Extract every line of the material below and reproduce it faithfully.
─── RECORDS FOR THIS TASK
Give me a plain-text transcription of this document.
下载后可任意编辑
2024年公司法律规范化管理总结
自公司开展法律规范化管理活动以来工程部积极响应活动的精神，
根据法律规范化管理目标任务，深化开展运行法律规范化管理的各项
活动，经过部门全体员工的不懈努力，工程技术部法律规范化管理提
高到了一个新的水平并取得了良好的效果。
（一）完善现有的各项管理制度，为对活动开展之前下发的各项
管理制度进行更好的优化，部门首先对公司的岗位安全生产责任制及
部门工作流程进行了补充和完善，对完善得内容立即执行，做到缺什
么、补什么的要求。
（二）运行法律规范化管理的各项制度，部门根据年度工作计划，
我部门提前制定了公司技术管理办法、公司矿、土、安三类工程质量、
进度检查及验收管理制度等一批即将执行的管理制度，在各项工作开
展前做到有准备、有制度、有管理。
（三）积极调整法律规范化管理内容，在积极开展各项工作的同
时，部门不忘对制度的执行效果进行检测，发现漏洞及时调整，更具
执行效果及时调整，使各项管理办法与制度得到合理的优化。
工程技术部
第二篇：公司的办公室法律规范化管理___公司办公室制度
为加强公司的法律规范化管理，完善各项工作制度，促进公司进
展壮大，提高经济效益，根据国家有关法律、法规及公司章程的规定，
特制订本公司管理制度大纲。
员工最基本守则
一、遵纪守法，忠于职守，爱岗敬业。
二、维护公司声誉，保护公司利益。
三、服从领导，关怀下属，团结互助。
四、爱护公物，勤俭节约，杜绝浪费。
──────
*THE RESULT*
Give me a plain-text transcription of this document.
下载后可任意编辑
2024年公司法律规范化管理总结
自公司开展法律规范化管理活动以来工程部积极响应活动的精神，
根据法律规范化管理目标任务，深化开展运行法律规范化管理的各项
活动，经过部门全体员工的不懈努力，工程技术部法律规范化管理提
高到了一个新的水平并取得了良好的效果。
（一）完善现有的各项管理制度，为对活动开展之前下发的各项
管理制度进行更好的优化，部门首先对公司的岗位安全生产责任制及
部门工作流程进行了补充和完善，对完善得内容立即执行，做到缺什
么、补什么的要求。
（二）运行法律规范化管理的各项制度，部门根据年度工作计划，
我部门提前制定了公司技术管理办法、公司矿、土、安三类工程质量、
进度检查及验收管理制度等一批即将执行的管理制度，在各项工作开
展前做到有准备、有制度、有管理。
（三）积极调整法律规范化管理内容，在积极开展各项工作的同
时，部门不忘对制度的执行效果进行检测，发现漏洞及时调整，更具
执行效果及时调整，使各项管理办法与制度得到合理的优化。
工程技术部
第二篇：公司的办公室法律规范化管理___公司办公室制度
为加强公司的法律规范化管理，完善各项工作制度，促进公司进
展壮大，提高经济效益，根据国家有关法律、法规及公司章程的规定，
特制订本公司管理制度大纲。
员工最基本守则
一、遵纪守法，忠于职守，爱岗敬业。
二、维护公司声誉，保护公司利益。
三、服从领导，关怀下属，团结互助。
四、爱护公物，勤俭节约，杜绝浪费。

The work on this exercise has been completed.